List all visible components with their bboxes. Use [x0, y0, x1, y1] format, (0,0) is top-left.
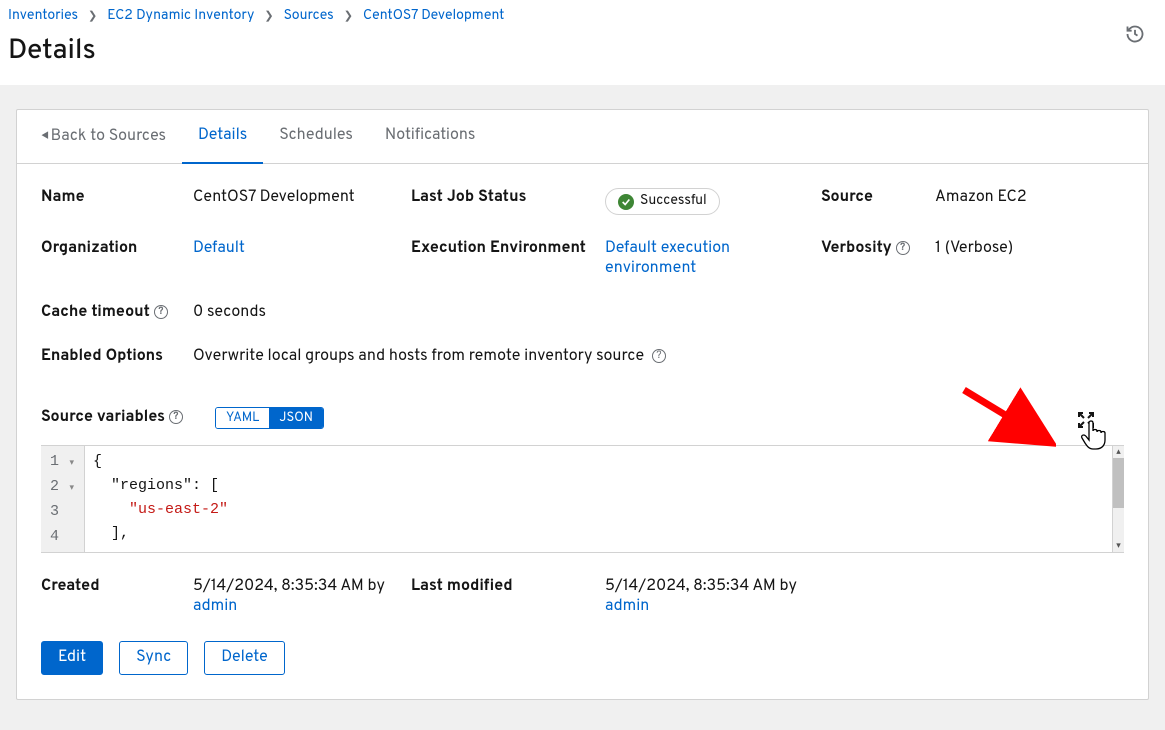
- breadcrumb: Inventories ❯ EC2 Dynamic Inventory ❯ So…: [8, 8, 1149, 25]
- sync-button[interactable]: Sync: [119, 641, 188, 675]
- verbosity-value: 1 (Verbose): [935, 239, 1124, 259]
- back-link-label: Back to Sources: [51, 127, 166, 147]
- tabs: ◀ Back to Sources Details Schedules Noti…: [17, 110, 1148, 164]
- details-grid: Name CentOS7 Development Last Job Status…: [17, 164, 1148, 407]
- enabled-options-label: Enabled Options: [41, 347, 193, 367]
- organization-label: Organization: [41, 239, 193, 259]
- check-circle-icon: [618, 194, 634, 210]
- verbosity-label: Verbosity?: [821, 239, 935, 259]
- action-buttons: Edit Sync Delete: [17, 617, 1148, 699]
- scroll-down-arrow[interactable]: ▾: [1113, 540, 1124, 552]
- edit-button[interactable]: Edit: [41, 641, 103, 675]
- execution-environment-label: Execution Environment: [411, 239, 605, 259]
- expand-button-overlay: [1078, 412, 1094, 434]
- help-icon[interactable]: ?: [896, 241, 910, 255]
- caret-left-icon: ◀: [41, 130, 49, 144]
- toggle-json[interactable]: JSON: [269, 408, 323, 428]
- breadcrumb-inventory-name[interactable]: EC2 Dynamic Inventory: [107, 8, 254, 25]
- breadcrumb-source-name[interactable]: CentOS7 Development: [363, 8, 505, 25]
- last-modified-by-link[interactable]: admin: [605, 597, 649, 617]
- page-title: Details: [8, 33, 1149, 69]
- back-to-sources-link[interactable]: ◀ Back to Sources: [41, 111, 182, 163]
- meta-row: Created 5/14/2024, 8:35:34 AM by admin L…: [17, 553, 1148, 617]
- chevron-right-icon: ❯: [88, 9, 97, 24]
- scroll-thumb[interactable]: [1113, 458, 1124, 508]
- details-card: ◀ Back to Sources Details Schedules Noti…: [16, 109, 1149, 700]
- editor-scrollbar[interactable]: ▴ ▾: [1112, 446, 1124, 552]
- code-gutter: 1 ▾ 2 ▾ 3 4: [41, 446, 85, 552]
- source-variables-label: Source variables?: [41, 408, 183, 428]
- last-modified-value: 5/14/2024, 8:35:34 AM by admin: [605, 577, 821, 617]
- page-header: Inventories ❯ EC2 Dynamic Inventory ❯ So…: [0, 0, 1165, 85]
- content-area: ◀ Back to Sources Details Schedules Noti…: [0, 85, 1165, 730]
- tab-schedules[interactable]: Schedules: [263, 110, 369, 164]
- delete-button[interactable]: Delete: [204, 641, 285, 675]
- last-job-status-pill[interactable]: Successful: [605, 188, 720, 215]
- organization-link[interactable]: Default: [193, 239, 245, 259]
- breadcrumb-inventories[interactable]: Inventories: [8, 8, 78, 25]
- yaml-json-toggle: YAML JSON: [215, 407, 324, 429]
- name-label: Name: [41, 188, 193, 208]
- annotation-arrow: [956, 382, 1056, 457]
- help-icon[interactable]: ?: [652, 349, 666, 363]
- execution-environment-link[interactable]: Default execution environment: [605, 239, 730, 279]
- code-editor[interactable]: 1 ▾ 2 ▾ 3 4 { "regions": [ "us-east-2" ]…: [41, 445, 1124, 553]
- cache-timeout-label: Cache timeout?: [41, 303, 193, 323]
- breadcrumb-sources[interactable]: Sources: [284, 8, 334, 25]
- last-modified-label: Last modified: [411, 577, 605, 597]
- cache-timeout-value: 0 seconds: [193, 303, 411, 323]
- name-value: CentOS7 Development: [193, 188, 411, 208]
- help-icon[interactable]: ?: [169, 410, 183, 424]
- scroll-up-arrow[interactable]: ▴: [1113, 446, 1124, 458]
- source-value: Amazon EC2: [935, 188, 1124, 208]
- source-label: Source: [821, 188, 935, 208]
- created-label: Created: [41, 577, 193, 597]
- history-icon[interactable]: [1125, 24, 1145, 51]
- help-icon[interactable]: ?: [154, 305, 168, 319]
- code-content[interactable]: { "regions": [ "us-east-2" ],: [85, 446, 1112, 552]
- cursor-hand-icon: [1080, 420, 1106, 455]
- created-by-link[interactable]: admin: [193, 597, 237, 617]
- toggle-yaml[interactable]: YAML: [216, 408, 269, 428]
- created-value: 5/14/2024, 8:35:34 AM by admin: [193, 577, 411, 617]
- tab-notifications[interactable]: Notifications: [369, 110, 491, 164]
- last-job-status-label: Last Job Status: [411, 188, 605, 208]
- chevron-right-icon: ❯: [264, 9, 273, 24]
- enabled-options-value: Overwrite local groups and hosts from re…: [193, 347, 1124, 367]
- chevron-right-icon: ❯: [344, 9, 353, 24]
- tab-details[interactable]: Details: [182, 110, 263, 164]
- status-text: Successful: [640, 193, 707, 210]
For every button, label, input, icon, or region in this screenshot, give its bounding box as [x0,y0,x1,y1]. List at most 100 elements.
|---|
WRITTEN PROBLEM ▸ Copy every line of the items above word for word, leaving out the pictures.

PROBLEM SOLUTION ▸
List all visible components with their bboxes. Use [x0, y0, x1, y1] format, (0,0) is top-left.
- breadcrumb: Inventories ❯ EC2 Dynamic Inventory ❯ So…: [8, 8, 1149, 25]
- sync-button[interactable]: Sync: [119, 641, 188, 675]
- verbosity-value: 1 (Verbose): [935, 239, 1124, 259]
- back-link-label: Back to Sources: [51, 127, 166, 147]
- tabs: ◀ Back to Sources Details Schedules Noti…: [17, 110, 1148, 164]
- details-grid: Name CentOS7 Development Last Job Status…: [17, 164, 1148, 407]
- enabled-options-label: Enabled Options: [41, 347, 193, 367]
- organization-label: Organization: [41, 239, 193, 259]
- check-circle-icon: [618, 194, 634, 210]
- verbosity-label: Verbosity?: [821, 239, 935, 259]
- action-buttons: Edit Sync Delete: [17, 617, 1148, 699]
- scroll-down-arrow[interactable]: ▾: [1113, 540, 1124, 552]
- edit-button[interactable]: Edit: [41, 641, 103, 675]
- execution-environment-label: Execution Environment: [411, 239, 605, 259]
- expand-button-overlay: [1078, 412, 1094, 434]
- help-icon[interactable]: ?: [896, 241, 910, 255]
- caret-left-icon: ◀: [41, 130, 49, 144]
- toggle-json[interactable]: JSON: [269, 408, 323, 428]
- breadcrumb-inventory-name[interactable]: EC2 Dynamic Inventory: [107, 8, 254, 25]
- breadcrumb-source-name[interactable]: CentOS7 Development: [363, 8, 505, 25]
- last-modified-by-link[interactable]: admin: [605, 597, 649, 617]
- page-title: Details: [8, 33, 1149, 69]
- back-to-sources-link[interactable]: ◀ Back to Sources: [41, 111, 182, 163]
- meta-row: Created 5/14/2024, 8:35:34 AM by admin L…: [17, 553, 1148, 617]
- chevron-right-icon: ❯: [88, 9, 97, 24]
- scroll-thumb[interactable]: [1113, 458, 1124, 508]
- details-card: ◀ Back to Sources Details Schedules Noti…: [16, 109, 1149, 700]
- editor-scrollbar[interactable]: ▴ ▾: [1112, 446, 1124, 552]
- code-gutter: 1 ▾ 2 ▾ 3 4: [41, 446, 85, 552]
- source-variables-label: Source variables?: [41, 408, 183, 428]
- last-modified-value: 5/14/2024, 8:35:34 AM by admin: [605, 577, 821, 617]
- page-header: Inventories ❯ EC2 Dynamic Inventory ❯ So…: [0, 0, 1165, 85]
- content-area: ◀ Back to Sources Details Schedules Noti…: [0, 85, 1165, 730]
- tab-schedules[interactable]: Schedules: [263, 110, 369, 164]
- delete-button[interactable]: Delete: [204, 641, 285, 675]
- last-job-status-pill[interactable]: Successful: [605, 188, 720, 215]
- organization-link[interactable]: Default: [193, 239, 245, 259]
- breadcrumb-inventories[interactable]: Inventories: [8, 8, 78, 25]
- yaml-json-toggle: YAML JSON: [215, 407, 324, 429]
- name-label: Name: [41, 188, 193, 208]
- annotation-arrow: [956, 382, 1056, 457]
- help-icon[interactable]: ?: [652, 349, 666, 363]
- execution-environment-link[interactable]: Default execution environment: [605, 239, 730, 279]
- code-editor[interactable]: 1 ▾ 2 ▾ 3 4 { "regions": [ "us-east-2" ]…: [41, 445, 1124, 553]
- cache-timeout-label: Cache timeout?: [41, 303, 193, 323]
- breadcrumb-sources[interactable]: Sources: [284, 8, 334, 25]
- last-modified-label: Last modified: [411, 577, 605, 597]
- cache-timeout-value: 0 seconds: [193, 303, 411, 323]
- name-value: CentOS7 Development: [193, 188, 411, 208]
- help-icon[interactable]: ?: [169, 410, 183, 424]
- scroll-up-arrow[interactable]: ▴: [1113, 446, 1124, 458]
- source-value: Amazon EC2: [935, 188, 1124, 208]
- source-label: Source: [821, 188, 935, 208]
- created-label: Created: [41, 577, 193, 597]
- history-icon[interactable]: [1125, 24, 1145, 51]
- help-icon[interactable]: ?: [154, 305, 168, 319]
- code-content[interactable]: { "regions": [ "us-east-2" ],: [85, 446, 1112, 552]
- cursor-hand-icon: [1080, 420, 1106, 455]
- created-by-link[interactable]: admin: [193, 597, 237, 617]
- toggle-yaml[interactable]: YAML: [216, 408, 269, 428]
- created-value: 5/14/2024, 8:35:34 AM by admin: [193, 577, 411, 617]
- tab-notifications[interactable]: Notifications: [369, 110, 491, 164]
- last-job-status-label: Last Job Status: [411, 188, 605, 208]
- chevron-right-icon: ❯: [264, 9, 273, 24]
- enabled-options-value: Overwrite local groups and hosts from re…: [193, 347, 1124, 367]
- chevron-right-icon: ❯: [344, 9, 353, 24]
- tab-details[interactable]: Details: [182, 110, 263, 164]
- status-text: Successful: [640, 193, 707, 210]
For every button, label, input, icon, or region in this screenshot, give its bounding box as [x0,y0,x1,y1]. List at most 100 elements.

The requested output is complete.